● **What is expected**
Everything in the listing should be restated word for word.

● **Records about charts and figures**
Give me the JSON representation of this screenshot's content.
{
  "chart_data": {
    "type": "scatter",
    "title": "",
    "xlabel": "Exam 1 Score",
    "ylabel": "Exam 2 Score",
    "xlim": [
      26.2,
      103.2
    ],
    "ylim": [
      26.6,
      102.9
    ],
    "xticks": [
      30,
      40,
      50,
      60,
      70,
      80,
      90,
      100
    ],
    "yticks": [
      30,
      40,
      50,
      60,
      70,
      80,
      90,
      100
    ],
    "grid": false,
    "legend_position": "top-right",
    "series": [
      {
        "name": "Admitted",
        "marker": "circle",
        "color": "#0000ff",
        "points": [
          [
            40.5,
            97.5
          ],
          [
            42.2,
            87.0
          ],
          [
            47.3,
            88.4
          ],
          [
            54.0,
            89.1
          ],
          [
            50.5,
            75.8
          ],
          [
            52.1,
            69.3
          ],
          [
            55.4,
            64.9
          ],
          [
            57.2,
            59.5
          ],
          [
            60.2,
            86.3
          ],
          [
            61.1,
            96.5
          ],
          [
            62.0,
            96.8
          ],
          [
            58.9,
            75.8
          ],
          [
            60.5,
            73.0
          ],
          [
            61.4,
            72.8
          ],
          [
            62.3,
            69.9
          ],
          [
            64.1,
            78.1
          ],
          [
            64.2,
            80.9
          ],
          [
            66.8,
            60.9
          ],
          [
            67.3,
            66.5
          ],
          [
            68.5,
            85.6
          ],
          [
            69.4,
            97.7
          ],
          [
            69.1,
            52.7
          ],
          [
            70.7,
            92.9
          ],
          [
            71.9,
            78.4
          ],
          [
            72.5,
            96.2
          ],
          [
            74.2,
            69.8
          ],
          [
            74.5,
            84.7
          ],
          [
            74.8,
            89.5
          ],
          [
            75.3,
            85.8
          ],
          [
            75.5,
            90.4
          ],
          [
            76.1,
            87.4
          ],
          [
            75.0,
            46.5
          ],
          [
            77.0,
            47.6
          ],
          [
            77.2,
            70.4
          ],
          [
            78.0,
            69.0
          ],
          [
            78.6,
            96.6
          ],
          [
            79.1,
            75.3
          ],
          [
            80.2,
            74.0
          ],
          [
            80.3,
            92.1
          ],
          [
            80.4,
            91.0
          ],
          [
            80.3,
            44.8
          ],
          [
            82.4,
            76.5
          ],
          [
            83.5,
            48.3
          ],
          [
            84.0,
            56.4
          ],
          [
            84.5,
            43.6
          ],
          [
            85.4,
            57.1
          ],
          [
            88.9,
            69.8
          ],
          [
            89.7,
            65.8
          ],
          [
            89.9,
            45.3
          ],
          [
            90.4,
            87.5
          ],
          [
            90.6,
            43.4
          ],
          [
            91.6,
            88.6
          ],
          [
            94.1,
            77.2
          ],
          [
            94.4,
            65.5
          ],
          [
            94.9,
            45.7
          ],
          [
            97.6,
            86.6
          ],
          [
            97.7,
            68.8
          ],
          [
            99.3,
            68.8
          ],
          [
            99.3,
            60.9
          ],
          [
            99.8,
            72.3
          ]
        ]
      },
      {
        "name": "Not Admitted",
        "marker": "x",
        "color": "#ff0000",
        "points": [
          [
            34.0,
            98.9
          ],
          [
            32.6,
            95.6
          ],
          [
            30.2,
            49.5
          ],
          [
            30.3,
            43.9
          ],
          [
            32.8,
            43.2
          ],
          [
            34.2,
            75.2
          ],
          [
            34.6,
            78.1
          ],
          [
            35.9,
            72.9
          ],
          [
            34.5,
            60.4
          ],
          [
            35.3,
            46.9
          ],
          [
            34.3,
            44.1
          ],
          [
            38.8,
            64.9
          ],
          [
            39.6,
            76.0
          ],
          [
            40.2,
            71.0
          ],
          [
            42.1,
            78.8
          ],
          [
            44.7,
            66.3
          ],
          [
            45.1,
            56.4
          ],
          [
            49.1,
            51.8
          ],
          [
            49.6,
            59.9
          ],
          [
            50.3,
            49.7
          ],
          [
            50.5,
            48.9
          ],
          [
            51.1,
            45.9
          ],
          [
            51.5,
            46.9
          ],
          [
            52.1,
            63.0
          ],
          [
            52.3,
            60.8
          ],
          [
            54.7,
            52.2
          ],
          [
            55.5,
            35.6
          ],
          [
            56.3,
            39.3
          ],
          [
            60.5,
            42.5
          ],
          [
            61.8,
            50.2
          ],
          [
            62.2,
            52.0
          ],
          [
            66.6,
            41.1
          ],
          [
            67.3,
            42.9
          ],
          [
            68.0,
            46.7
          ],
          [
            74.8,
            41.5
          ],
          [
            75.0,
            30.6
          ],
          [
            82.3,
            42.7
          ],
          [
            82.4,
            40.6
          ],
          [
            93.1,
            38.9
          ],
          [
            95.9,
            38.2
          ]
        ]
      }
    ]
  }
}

● **Exercise output**
Give me the JSON representation of this screenshot's content.
{
  "chart_data": {
    "type": "scatter",
    "title": "",
    "xlabel": "Exam 1 Score",
    "ylabel": "Exam 2 Score",
    "xlim": [
      26.2,
      103.2
    ],
    "ylim": [
      26.6,
      102.9
    ],
    "xticks": [
      30,
      40,
      50,
      60,
      70,
      80,
      90,
      100
    ],
    "yticks": [
      30,
      40,
      50,
      60,
      70,
      80,
      90,
      100
    ],
    "grid": false,
    "legend_position": "top-right",
    "series": [
      {
        "name": "Admitted",
        "marker": "circle",
        "color": "#0000ff",
        "points": [
          [
            40.5,
            97.5
          ],
          [
            42.2,
            87.0
          ],
          [
            47.3,
            88.4
          ],
          [
            54.0,
            89.1
          ],
          [
            50.5,
            75.8
          ],
          [
            52.1,
            69.3
          ],
          [
            55.4,
            64.9
          ],
          [
            57.2,
            59.5
          ],
          [
            60.2,
            86.3
          ],
          [
            61.1,
            96.5
          ],
          [
            62.0,
            96.8
          ],
          [
            58.9,
            75.8
          ],
          [
            60.5,
            73.0
          ],
          [
            61.4,
            72.8
          ],
          [
            62.3,
            69.9
          ],
          [
            64.1,
            78.1
          ],
          [
            64.2,
            80.9
          ],
          [
            66.8,
            60.9
          ],
          [
            67.3,
            66.5
          ],
          [
            68.5,
            85.6
          ],
          [
            69.4,
            97.7
          ],
          [
            69.1,
            52.7
          ],
          [
            70.7,
            92.9
          ],
          [
            71.9,
            78.4
          ],
          [
            72.5,
            96.2
          ],
          [
            74.2,
            69.8
          ],
          [
            74.5,
            84.7
          ],
          [
            74.8,
            89.5
          ],
          [
            75.3,
            85.8
          ],
          [
            75.5,
            90.4
          ],
          [
            76.1,
            87.4
          ],
          [
            75.0,
            46.5
          ],
          [
            77.0,
            47.6
          ],
          [
            77.2,
            70.4
          ],
          [
            78.0,
            69.0
          ],
          [
            78.6,
            96.6
          ],
          [
            79.1,
            75.3
          ],
          [
            80.2,
            74.0
          ],
          [
            80.3,
            92.1
          ],
          [
            80.4,
            91.0
          ],
          [
            80.3,
            44.8
          ],
          [
            82.4,
            76.5
          ],
          [
            83.5,
            48.3
          ],
          [
            84.0,
            56.4
          ],
          [
            84.5,
            43.6
          ],
          [
            85.4,
            57.1
          ],
          [
            88.9,
            69.8
          ],
          [
            89.7,
            65.8
          ],
          [
            89.9,
            45.3
          ],
          [
            90.4,
            87.5
          ],
          [
            90.6,
            43.4
          ],
          [
            91.6,
            88.6
          ],
          [
            94.1,
            77.2
          ],
          [
            94.4,
            65.5
          ],
          [
            94.9,
            45.7
          ],
          [
            97.6,
            86.6
          ],
          [
            97.7,
            68.8
          ],
          [
            99.3,
            68.8
          ],
          [
            99.3,
            60.9
          ],
          [
            99.8,
            72.3
          ]
        ]
      },
      {
        "name": "Not Admitted",
        "marker": "x",
        "color": "#ff0000",
        "points": [
          [
            34.0,
            98.9
          ],
          [
            32.6,
            95.6
          ],
          [
            30.2,
            49.5
          ],
          [
            30.3,
            43.9
          ],
          [
            32.8,
            43.2
          ],
          [
            34.2,
            75.2
          ],
          [
            34.6,
            78.1
          ],
          [
            35.9,
            72.9
          ],
          [
            34.5,
            60.4
          ],
          [
            35.3,
            46.9
          ],
          [
            34.3,
            44.1
          ],
          [
            38.8,
            64.9
          ],
          [
            39.6,
            76.0
          ],
          [
            40.2,
            71.0
          ],
          [
            42.1,
            78.8
          ],
          [
            44.7,
            66.3
          ],
          [
            45.1,
            56.4
          ],
          [
            49.1,
            51.8
          ],
          [
            49.6,
            59.9
          ],
          [
            50.3,
            49.7
          ],
          [
            50.5,
            48.9
          ],
          [
            51.1,
            45.9
          ],
          [
            51.5,
            46.9
          ],
          [
            52.1,
            63.0
          ],
          [
            52.3,
            60.8
          ],
          [
            54.7,
            52.2
          ],
          [
            55.5,
            35.6
          ],
          [
            56.3,
            39.3
          ],
          [
            60.5,
            42.5
          ],
          [
            61.8,
            50.2
          ],
          [
            62.2,
            52.0
          ],
          [
            66.6,
            41.1
          ],
          [
            67.3,
            42.9
          ],
          [
            68.0,
            46.7
          ],
          [
            74.8,
            41.5
          ],
          [
            75.0,
            30.6
          ],
          [
            82.3,
            42.7
          ],
          [
            82.4,
            40.6
          ],
          [
            93.1,
            38.9
          ],
          [
            95.9,
            38.2
          ]
        ]
      }
    ]
  }
}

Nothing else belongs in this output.